=== Exercise material ===
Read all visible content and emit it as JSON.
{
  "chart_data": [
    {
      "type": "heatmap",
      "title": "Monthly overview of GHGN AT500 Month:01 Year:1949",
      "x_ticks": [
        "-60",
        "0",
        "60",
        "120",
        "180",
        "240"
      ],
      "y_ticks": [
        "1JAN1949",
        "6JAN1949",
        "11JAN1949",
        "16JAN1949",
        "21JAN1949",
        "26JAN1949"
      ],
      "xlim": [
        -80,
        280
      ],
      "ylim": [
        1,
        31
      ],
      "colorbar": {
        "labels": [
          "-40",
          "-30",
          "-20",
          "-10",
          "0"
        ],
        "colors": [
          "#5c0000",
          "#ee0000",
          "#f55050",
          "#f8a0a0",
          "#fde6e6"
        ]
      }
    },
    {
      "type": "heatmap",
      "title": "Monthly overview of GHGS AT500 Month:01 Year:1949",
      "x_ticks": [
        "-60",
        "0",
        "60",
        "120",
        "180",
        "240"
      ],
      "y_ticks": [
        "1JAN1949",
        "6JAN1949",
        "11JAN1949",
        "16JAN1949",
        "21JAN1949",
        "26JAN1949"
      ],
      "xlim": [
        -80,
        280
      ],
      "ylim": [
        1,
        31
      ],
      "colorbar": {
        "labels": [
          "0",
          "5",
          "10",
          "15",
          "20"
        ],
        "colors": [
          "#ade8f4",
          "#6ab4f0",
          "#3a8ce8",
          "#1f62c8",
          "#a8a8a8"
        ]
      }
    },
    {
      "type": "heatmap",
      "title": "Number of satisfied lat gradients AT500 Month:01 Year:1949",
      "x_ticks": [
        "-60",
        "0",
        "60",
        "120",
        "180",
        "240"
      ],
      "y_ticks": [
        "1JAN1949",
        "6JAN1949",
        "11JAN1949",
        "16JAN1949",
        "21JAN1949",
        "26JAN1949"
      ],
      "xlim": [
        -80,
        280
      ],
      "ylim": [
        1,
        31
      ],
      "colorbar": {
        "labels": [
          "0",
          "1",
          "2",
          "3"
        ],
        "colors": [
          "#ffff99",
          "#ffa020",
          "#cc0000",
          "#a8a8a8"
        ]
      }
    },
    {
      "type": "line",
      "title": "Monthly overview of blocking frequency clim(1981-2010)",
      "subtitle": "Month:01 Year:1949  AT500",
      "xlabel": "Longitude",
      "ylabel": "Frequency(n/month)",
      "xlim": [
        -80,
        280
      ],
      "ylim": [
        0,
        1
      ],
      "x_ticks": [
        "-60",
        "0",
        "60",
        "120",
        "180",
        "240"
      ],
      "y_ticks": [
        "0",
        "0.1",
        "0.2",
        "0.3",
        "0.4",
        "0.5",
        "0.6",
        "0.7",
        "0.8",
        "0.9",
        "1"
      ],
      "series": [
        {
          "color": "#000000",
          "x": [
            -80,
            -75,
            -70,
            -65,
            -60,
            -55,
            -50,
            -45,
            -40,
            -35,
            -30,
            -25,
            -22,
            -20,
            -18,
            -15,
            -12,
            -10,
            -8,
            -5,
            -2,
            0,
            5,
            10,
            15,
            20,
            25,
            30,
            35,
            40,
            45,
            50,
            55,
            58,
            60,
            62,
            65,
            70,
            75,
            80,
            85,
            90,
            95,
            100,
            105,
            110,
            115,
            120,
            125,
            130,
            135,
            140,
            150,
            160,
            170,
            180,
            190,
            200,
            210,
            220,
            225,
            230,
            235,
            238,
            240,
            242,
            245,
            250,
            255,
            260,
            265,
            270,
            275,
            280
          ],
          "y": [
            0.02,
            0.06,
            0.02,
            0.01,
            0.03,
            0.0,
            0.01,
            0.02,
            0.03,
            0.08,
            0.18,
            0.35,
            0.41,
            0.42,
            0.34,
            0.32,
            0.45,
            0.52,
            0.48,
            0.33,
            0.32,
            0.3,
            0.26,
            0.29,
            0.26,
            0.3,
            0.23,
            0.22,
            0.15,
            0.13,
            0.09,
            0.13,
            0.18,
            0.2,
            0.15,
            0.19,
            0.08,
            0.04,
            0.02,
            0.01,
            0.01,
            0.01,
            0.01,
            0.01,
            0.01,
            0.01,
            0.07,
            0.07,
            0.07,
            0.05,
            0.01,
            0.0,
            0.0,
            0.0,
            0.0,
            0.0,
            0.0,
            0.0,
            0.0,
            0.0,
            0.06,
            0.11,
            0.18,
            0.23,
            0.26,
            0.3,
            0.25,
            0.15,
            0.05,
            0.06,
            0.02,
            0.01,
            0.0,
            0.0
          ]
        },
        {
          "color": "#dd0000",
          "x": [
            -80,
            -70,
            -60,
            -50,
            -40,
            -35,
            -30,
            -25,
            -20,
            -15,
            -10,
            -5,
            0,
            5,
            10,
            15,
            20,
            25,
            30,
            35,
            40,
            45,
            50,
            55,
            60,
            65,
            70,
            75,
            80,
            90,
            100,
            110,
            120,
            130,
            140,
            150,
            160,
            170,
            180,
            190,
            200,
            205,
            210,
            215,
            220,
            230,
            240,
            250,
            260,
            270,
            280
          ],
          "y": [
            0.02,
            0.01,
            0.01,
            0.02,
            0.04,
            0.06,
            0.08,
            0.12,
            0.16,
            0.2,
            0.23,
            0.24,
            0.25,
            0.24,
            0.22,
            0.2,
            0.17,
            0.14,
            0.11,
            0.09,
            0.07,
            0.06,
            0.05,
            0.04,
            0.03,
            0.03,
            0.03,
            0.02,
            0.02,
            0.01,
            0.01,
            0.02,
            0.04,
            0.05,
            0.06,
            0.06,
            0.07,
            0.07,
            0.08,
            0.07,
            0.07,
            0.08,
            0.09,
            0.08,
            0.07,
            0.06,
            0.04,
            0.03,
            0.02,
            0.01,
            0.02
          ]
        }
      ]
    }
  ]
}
===
- _Short task_
Retype the listing exactly, in full.

- _Result_
Read all visible content and emit it as JSON.
{
  "chart_data": [
    {
      "type": "heatmap",
      "title": "Monthly overview of GHGN AT500 Month:01 Year:1949",
      "x_ticks": [
        "-60",
        "0",
        "60",
        "120",
        "180",
        "240"
      ],
      "y_ticks": [
        "1JAN1949",
        "6JAN1949",
        "11JAN1949",
        "16JAN1949",
        "21JAN1949",
        "26JAN1949"
      ],
      "xlim": [
        -80,
        280
      ],
      "ylim": [
        1,
        31
      ],
      "colorbar": {
        "labels": [
          "-40",
          "-30",
          "-20",
          "-10",
          "0"
        ],
        "colors": [
          "#5c0000",
          "#ee0000",
          "#f55050",
          "#f8a0a0",
          "#fde6e6"
        ]
      }
    },
    {
      "type": "heatmap",
      "title": "Monthly overview of GHGS AT500 Month:01 Year:1949",
      "x_ticks": [
        "-60",
        "0",
        "60",
        "120",
        "180",
        "240"
      ],
      "y_ticks": [
        "1JAN1949",
        "6JAN1949",
        "11JAN1949",
        "16JAN1949",
        "21JAN1949",
        "26JAN1949"
      ],
      "xlim": [
        -80,
        280
      ],
      "ylim": [
        1,
        31
      ],
      "colorbar": {
        "labels": [
          "0",
          "5",
          "10",
          "15",
          "20"
        ],
        "colors": [
          "#ade8f4",
          "#6ab4f0",
          "#3a8ce8",
          "#1f62c8",
          "#a8a8a8"
        ]
      }
    },
    {
      "type": "heatmap",
      "title": "Number of satisfied lat gradients AT500 Month:01 Year:1949",
      "x_ticks": [
        "-60",
        "0",
        "60",
        "120",
        "180",
        "240"
      ],
      "y_ticks": [
        "1JAN1949",
        "6JAN1949",
        "11JAN1949",
        "16JAN1949",
        "21JAN1949",
        "26JAN1949"
      ],
      "xlim": [
        -80,
        280
      ],
      "ylim": [
        1,
        31
      ],
      "colorbar": {
        "labels": [
          "0",
          "1",
          "2",
          "3"
        ],
        "colors": [
          "#ffff99",
          "#ffa020",
          "#cc0000",
          "#a8a8a8"
        ]
      }
    },
    {
      "type": "line",
      "title": "Monthly overview of blocking frequency clim(1981-2010)",
      "subtitle": "Month:01 Year:1949  AT500",
      "xlabel": "Longitude",
      "ylabel": "Frequency(n/month)",
      "xlim": [
        -80,
        280
      ],
      "ylim": [
        0,
        1
      ],
      "x_ticks": [
        "-60",
        "0",
        "60",
        "120",
        "180",
        "240"
      ],
      "y_ticks": [
        "0",
        "0.1",
        "0.2",
        "0.3",
        "0.4",
        "0.5",
        "0.6",
        "0.7",
        "0.8",
        "0.9",
        "1"
      ],
      "series": [
        {
          "color": "#000000",
          "x": [
            -80,
            -75,
            -70,
            -65,
            -60,
            -55,
            -50,
            -45,
            -40,
            -35,
            -30,
            -25,
            -22,
            -20,
            -18,
            -15,
            -12,
            -10,
            -8,
            -5,
            -2,
            0,
            5,
            10,
            15,
            20,
            25,
            30,
            35,
            40,
            45,
            50,
            55,
            58,
            60,
            62,
            65,
            70,
            75,
            80,
            85,
            90,
            95,
            100,
            105,
            110,
            115,
            120,
            125,
            130,
            135,
            140,
            150,
            160,
            170,
            180,
            190,
            200,
            210,
            220,
            225,
            230,
            235,
            238,
            240,
            242,
            245,
            250,
            255,
            260,
            265,
            270,
            275,
            280
          ],
          "y": [
            0.02,
            0.06,
            0.02,
            0.01,
            0.03,
            0.0,
            0.01,
            0.02,
            0.03,
            0.08,
            0.18,
            0.35,
            0.41,
            0.42,
            0.34,
            0.32,
            0.45,
            0.52,
            0.48,
            0.33,
            0.32,
            0.3,
            0.26,
            0.29,
            0.26,
            0.3,
            0.23,
            0.22,
            0.15,
            0.13,
            0.09,
            0.13,
            0.18,
            0.2,
            0.15,
            0.19,
            0.08,
            0.04,
            0.02,
            0.01,
            0.01,
            0.01,
            0.01,
            0.01,
            0.01,
            0.01,
            0.07,
            0.07,
            0.07,
            0.05,
            0.01,
            0.0,
            0.0,
            0.0,
            0.0,
            0.0,
            0.0,
            0.0,
            0.0,
            0.0,
            0.06,
            0.11,
            0.18,
            0.23,
            0.26,
            0.3,
            0.25,
            0.15,
            0.05,
            0.06,
            0.02,
            0.01,
            0.0,
            0.0
          ]
        },
        {
          "color": "#dd0000",
          "x": [
            -80,
            -70,
            -60,
            -50,
            -40,
            -35,
            -30,
            -25,
            -20,
            -15,
            -10,
            -5,
            0,
            5,
            10,
            15,
            20,
            25,
            30,
            35,
            40,
            45,
            50,
            55,
            60,
            65,
            70,
            75,
            80,
            90,
            100,
            110,
            120,
            130,
            140,
            150,
            160,
            170,
            180,
            190,
            200,
            205,
            210,
            215,
            220,
            230,
            240,
            250,
            260,
            270,
            280
          ],
          "y": [
            0.02,
            0.01,
            0.01,
            0.02,
            0.04,
            0.06,
            0.08,
            0.12,
            0.16,
            0.2,
            0.23,
            0.24,
            0.25,
            0.24,
            0.22,
            0.2,
            0.17,
            0.14,
            0.11,
            0.09,
            0.07,
            0.06,
            0.05,
            0.04,
            0.03,
            0.03,
            0.03,
            0.02,
            0.02,
            0.01,
            0.01,
            0.02,
            0.04,
            0.05,
            0.06,
            0.06,
            0.07,
            0.07,
            0.08,
            0.07,
            0.07,
            0.08,
            0.09,
            0.08,
            0.07,
            0.06,
            0.04,
            0.03,
            0.02,
            0.01,
            0.02
          ]
        }
      ]
    }
  ]
}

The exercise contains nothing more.